Drop every picture, then transcribe the remaining data exactly.

BEGIN

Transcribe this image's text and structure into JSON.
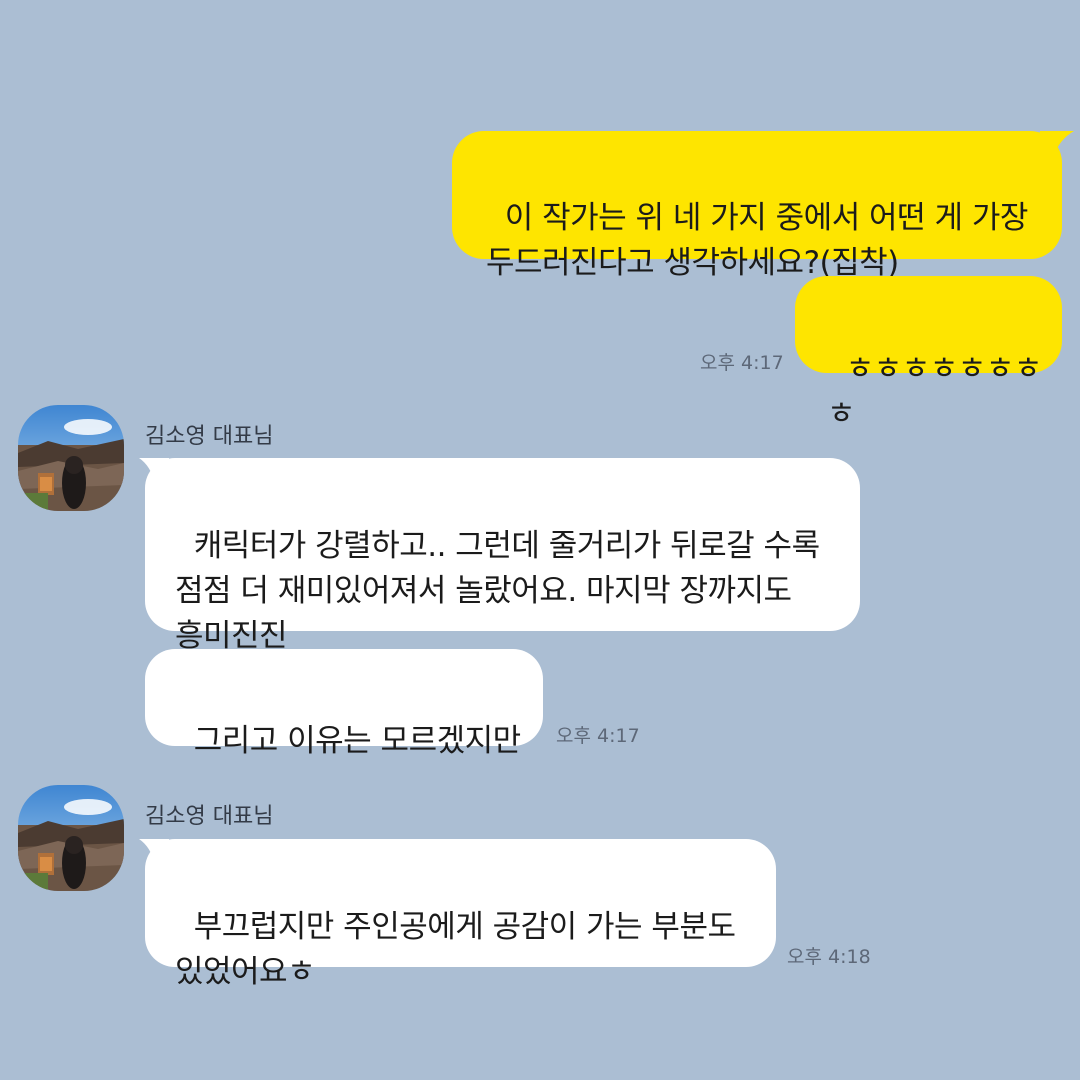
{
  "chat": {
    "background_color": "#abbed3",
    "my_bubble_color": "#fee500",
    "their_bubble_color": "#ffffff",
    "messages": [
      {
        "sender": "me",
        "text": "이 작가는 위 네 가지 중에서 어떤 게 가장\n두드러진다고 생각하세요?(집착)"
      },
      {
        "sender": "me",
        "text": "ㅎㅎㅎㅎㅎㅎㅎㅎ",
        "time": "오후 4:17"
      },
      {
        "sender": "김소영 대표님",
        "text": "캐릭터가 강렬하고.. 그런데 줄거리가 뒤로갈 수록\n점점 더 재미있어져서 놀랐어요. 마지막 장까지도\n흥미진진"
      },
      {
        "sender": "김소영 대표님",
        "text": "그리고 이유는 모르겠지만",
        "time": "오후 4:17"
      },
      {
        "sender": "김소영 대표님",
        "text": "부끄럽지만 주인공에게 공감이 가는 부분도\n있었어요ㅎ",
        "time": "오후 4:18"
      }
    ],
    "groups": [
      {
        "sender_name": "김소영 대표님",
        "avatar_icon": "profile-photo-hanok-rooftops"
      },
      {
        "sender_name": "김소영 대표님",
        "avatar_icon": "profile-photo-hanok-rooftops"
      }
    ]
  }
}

END

- [Final answer]
Transcribe this image's text and structure into JSON.
{
  "chat": {
    "background_color": "#abbed3",
    "my_bubble_color": "#fee500",
    "their_bubble_color": "#ffffff",
    "messages": [
      {
        "sender": "me",
        "text": "이 작가는 위 네 가지 중에서 어떤 게 가장\n두드러진다고 생각하세요?(집착)"
      },
      {
        "sender": "me",
        "text": "ㅎㅎㅎㅎㅎㅎㅎㅎ",
        "time": "오후 4:17"
      },
      {
        "sender": "김소영 대표님",
        "text": "캐릭터가 강렬하고.. 그런데 줄거리가 뒤로갈 수록\n점점 더 재미있어져서 놀랐어요. 마지막 장까지도\n흥미진진"
      },
      {
        "sender": "김소영 대표님",
        "text": "그리고 이유는 모르겠지만",
        "time": "오후 4:17"
      },
      {
        "sender": "김소영 대표님",
        "text": "부끄럽지만 주인공에게 공감이 가는 부분도\n있었어요ㅎ",
        "time": "오후 4:18"
      }
    ],
    "groups": [
      {
        "sender_name": "김소영 대표님",
        "avatar_icon": "profile-photo-hanok-rooftops"
      },
      {
        "sender_name": "김소영 대표님",
        "avatar_icon": "profile-photo-hanok-rooftops"
      }
    ]
  }
}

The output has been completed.